Task details - Can you quote the records below in full, word for word?

Exercise data -
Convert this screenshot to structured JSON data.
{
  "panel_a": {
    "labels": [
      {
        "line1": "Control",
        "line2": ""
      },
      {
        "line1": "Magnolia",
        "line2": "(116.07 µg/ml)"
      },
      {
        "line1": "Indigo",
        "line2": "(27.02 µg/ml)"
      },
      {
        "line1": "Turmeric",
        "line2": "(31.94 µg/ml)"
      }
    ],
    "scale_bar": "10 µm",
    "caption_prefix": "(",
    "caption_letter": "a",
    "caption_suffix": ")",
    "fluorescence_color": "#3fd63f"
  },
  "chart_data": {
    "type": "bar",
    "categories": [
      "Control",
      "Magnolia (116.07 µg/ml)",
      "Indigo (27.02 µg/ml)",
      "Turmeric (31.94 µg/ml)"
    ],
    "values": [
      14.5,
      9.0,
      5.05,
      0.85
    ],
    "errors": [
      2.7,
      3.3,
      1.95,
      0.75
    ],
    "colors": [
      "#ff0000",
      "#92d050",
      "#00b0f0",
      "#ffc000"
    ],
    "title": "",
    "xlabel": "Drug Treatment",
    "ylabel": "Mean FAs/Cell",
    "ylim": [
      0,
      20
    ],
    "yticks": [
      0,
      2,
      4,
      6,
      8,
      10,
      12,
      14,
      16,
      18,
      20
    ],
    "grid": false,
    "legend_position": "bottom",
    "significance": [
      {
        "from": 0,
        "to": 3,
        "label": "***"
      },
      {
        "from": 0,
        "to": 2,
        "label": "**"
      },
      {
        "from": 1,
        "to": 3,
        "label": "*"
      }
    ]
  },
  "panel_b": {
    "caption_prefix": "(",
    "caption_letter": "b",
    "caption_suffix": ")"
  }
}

Answer to the problem -
Convert this screenshot to structured JSON data.
{
  "panel_a": {
    "labels": [
      {
        "line1": "Control",
        "line2": ""
      },
      {
        "line1": "Magnolia",
        "line2": "(116.07 µg/ml)"
      },
      {
        "line1": "Indigo",
        "line2": "(27.02 µg/ml)"
      },
      {
        "line1": "Turmeric",
        "line2": "(31.94 µg/ml)"
      }
    ],
    "scale_bar": "10 µm",
    "caption_prefix": "(",
    "caption_letter": "a",
    "caption_suffix": ")",
    "fluorescence_color": "#3fd63f"
  },
  "chart_data": {
    "type": "bar",
    "categories": [
      "Control",
      "Magnolia (116.07 µg/ml)",
      "Indigo (27.02 µg/ml)",
      "Turmeric (31.94 µg/ml)"
    ],
    "values": [
      14.5,
      9.0,
      5.05,
      0.85
    ],
    "errors": [
      2.7,
      3.3,
      1.95,
      0.75
    ],
    "colors": [
      "#ff0000",
      "#92d050",
      "#00b0f0",
      "#ffc000"
    ],
    "title": "",
    "xlabel": "Drug Treatment",
    "ylabel": "Mean FAs/Cell",
    "ylim": [
      0,
      20
    ],
    "yticks": [
      0,
      2,
      4,
      6,
      8,
      10,
      12,
      14,
      16,
      18,
      20
    ],
    "grid": false,
    "legend_position": "bottom",
    "significance": [
      {
        "from": 0,
        "to": 3,
        "label": "***"
      },
      {
        "from": 0,
        "to": 2,
        "label": "**"
      },
      {
        "from": 1,
        "to": 3,
        "label": "*"
      }
    ]
  },
  "panel_b": {
    "caption_prefix": "(",
    "caption_letter": "b",
    "caption_suffix": ")"
  }
}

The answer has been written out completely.